▶ **Required task**
Find the lines below that contain the word "passage" and count them. Only the number should be given.

** start Dataset excerpts **

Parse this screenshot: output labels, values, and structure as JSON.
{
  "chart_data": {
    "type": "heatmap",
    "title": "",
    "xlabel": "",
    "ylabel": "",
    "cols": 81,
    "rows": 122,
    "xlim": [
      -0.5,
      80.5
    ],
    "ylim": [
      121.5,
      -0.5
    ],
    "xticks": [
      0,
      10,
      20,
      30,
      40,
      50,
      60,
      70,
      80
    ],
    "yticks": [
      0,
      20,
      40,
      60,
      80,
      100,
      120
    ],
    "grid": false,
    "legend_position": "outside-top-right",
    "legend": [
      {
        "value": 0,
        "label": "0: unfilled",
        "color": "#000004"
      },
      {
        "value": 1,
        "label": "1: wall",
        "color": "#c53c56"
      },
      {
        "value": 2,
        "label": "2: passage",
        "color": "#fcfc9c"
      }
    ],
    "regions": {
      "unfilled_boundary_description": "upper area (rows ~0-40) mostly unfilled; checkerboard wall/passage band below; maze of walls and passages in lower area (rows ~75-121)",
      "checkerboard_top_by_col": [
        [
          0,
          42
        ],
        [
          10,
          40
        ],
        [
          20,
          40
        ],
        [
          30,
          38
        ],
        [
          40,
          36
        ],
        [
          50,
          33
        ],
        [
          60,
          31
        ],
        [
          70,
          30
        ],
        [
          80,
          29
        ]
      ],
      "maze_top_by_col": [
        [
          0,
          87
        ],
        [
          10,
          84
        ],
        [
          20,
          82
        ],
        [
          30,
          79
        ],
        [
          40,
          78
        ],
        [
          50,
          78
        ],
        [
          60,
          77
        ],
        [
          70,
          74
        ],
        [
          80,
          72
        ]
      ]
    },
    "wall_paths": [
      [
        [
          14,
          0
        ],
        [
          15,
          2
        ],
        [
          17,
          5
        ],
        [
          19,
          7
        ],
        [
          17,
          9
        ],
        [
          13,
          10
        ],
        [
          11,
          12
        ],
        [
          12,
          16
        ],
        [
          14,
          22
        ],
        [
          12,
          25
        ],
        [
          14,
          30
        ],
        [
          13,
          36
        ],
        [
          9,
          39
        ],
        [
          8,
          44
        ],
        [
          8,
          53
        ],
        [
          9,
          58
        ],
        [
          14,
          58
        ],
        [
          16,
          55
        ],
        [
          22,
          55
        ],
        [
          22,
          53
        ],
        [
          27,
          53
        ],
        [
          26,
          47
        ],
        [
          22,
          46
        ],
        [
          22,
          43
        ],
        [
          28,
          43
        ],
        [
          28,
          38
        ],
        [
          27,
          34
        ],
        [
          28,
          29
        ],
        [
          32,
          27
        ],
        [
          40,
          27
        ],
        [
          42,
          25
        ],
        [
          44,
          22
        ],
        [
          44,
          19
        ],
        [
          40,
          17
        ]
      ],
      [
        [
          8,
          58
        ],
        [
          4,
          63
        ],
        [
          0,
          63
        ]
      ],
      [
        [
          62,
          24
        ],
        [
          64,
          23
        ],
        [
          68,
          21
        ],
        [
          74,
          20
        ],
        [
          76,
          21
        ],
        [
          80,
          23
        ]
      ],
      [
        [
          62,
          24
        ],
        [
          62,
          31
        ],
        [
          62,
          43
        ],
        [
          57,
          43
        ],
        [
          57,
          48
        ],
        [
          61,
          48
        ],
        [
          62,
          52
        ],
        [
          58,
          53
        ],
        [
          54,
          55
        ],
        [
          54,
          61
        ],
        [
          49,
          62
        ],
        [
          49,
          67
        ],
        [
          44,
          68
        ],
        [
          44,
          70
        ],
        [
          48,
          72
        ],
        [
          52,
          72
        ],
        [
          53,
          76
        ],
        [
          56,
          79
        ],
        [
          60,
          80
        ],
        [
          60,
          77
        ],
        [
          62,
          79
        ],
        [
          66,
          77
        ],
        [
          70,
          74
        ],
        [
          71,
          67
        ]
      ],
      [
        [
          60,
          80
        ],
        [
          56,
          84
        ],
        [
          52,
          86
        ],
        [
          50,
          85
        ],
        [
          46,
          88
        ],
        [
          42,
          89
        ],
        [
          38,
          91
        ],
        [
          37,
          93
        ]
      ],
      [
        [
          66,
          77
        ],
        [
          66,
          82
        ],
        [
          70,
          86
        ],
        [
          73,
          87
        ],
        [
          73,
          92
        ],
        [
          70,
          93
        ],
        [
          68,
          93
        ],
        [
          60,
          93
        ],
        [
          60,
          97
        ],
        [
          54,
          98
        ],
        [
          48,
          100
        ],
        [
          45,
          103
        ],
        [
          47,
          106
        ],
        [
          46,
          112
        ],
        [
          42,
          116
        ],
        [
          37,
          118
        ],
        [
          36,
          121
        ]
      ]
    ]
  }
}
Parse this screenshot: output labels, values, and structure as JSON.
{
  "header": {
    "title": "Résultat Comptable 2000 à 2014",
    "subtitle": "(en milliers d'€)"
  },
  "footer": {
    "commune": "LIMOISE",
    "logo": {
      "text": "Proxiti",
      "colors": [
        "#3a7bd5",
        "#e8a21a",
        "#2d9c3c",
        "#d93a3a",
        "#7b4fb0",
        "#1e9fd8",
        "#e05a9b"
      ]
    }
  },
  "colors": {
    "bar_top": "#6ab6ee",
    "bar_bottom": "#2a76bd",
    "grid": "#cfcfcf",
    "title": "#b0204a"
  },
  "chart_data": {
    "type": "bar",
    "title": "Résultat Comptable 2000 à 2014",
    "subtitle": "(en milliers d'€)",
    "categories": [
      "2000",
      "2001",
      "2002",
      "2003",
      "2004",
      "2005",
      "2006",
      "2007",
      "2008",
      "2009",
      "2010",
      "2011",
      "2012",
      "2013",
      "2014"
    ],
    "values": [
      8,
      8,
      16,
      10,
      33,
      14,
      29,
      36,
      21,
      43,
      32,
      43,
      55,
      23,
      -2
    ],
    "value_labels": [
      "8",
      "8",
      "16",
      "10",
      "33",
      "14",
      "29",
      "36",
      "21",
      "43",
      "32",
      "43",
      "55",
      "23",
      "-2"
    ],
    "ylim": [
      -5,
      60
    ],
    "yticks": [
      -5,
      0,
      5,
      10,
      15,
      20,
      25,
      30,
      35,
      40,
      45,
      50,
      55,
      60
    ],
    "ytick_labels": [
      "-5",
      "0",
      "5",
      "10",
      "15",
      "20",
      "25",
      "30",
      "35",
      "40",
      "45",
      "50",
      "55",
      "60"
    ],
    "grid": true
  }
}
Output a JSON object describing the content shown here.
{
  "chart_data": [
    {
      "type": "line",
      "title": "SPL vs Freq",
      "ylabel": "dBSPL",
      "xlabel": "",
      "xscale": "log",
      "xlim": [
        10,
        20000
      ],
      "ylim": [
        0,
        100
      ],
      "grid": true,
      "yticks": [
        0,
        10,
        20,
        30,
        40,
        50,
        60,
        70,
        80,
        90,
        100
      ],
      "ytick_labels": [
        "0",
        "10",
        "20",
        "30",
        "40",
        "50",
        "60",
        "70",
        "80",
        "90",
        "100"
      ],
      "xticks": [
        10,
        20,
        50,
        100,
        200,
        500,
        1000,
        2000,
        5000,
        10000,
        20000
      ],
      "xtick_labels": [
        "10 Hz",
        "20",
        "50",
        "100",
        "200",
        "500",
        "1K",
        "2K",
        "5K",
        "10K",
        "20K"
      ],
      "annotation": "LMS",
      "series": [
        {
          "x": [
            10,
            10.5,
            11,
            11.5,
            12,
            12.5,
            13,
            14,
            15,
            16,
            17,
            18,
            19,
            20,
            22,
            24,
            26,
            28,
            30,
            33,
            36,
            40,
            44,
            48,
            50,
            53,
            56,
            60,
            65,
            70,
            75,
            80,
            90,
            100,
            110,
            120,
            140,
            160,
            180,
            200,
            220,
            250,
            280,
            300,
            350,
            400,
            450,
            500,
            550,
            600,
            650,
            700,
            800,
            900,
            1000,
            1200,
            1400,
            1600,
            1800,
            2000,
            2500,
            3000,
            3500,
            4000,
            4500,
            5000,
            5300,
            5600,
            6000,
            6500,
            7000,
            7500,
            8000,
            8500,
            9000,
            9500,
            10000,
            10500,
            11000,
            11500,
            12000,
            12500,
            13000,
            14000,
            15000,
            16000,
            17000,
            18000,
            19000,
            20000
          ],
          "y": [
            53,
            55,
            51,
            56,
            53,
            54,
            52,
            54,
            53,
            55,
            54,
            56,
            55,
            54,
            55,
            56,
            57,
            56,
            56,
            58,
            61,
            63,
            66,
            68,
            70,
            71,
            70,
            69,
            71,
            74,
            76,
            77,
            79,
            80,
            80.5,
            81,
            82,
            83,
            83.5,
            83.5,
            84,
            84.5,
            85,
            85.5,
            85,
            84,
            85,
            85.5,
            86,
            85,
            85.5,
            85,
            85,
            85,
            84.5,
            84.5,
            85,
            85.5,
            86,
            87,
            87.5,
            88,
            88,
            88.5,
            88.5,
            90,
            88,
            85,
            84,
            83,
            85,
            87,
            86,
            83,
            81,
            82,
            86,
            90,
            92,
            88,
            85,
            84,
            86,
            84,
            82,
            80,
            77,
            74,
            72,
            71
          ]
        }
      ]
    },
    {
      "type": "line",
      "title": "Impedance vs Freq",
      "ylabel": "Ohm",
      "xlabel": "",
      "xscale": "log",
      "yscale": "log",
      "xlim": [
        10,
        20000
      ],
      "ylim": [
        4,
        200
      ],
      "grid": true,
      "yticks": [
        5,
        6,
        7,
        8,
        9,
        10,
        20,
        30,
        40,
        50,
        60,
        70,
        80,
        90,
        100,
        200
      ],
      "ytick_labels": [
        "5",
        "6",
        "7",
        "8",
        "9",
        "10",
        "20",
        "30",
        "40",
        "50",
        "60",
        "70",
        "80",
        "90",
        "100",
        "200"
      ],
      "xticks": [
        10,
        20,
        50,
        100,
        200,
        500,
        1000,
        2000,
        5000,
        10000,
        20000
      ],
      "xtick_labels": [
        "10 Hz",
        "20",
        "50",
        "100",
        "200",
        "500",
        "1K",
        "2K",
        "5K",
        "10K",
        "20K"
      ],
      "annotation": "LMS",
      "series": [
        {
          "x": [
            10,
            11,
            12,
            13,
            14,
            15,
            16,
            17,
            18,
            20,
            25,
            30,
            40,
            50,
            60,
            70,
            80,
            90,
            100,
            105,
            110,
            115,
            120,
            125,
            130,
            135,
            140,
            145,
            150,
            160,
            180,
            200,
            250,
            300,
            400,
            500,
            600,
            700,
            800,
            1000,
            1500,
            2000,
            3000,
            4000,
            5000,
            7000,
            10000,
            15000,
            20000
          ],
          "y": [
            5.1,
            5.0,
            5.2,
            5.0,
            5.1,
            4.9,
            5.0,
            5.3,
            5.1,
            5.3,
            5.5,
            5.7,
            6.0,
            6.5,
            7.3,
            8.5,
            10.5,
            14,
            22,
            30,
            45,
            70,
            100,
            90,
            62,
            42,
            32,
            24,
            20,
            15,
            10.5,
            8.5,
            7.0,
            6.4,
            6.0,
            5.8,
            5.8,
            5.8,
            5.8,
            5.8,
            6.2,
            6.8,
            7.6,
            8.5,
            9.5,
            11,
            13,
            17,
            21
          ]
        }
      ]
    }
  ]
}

** end Dataset excerpts **

▶ **Solution for this exercise**
2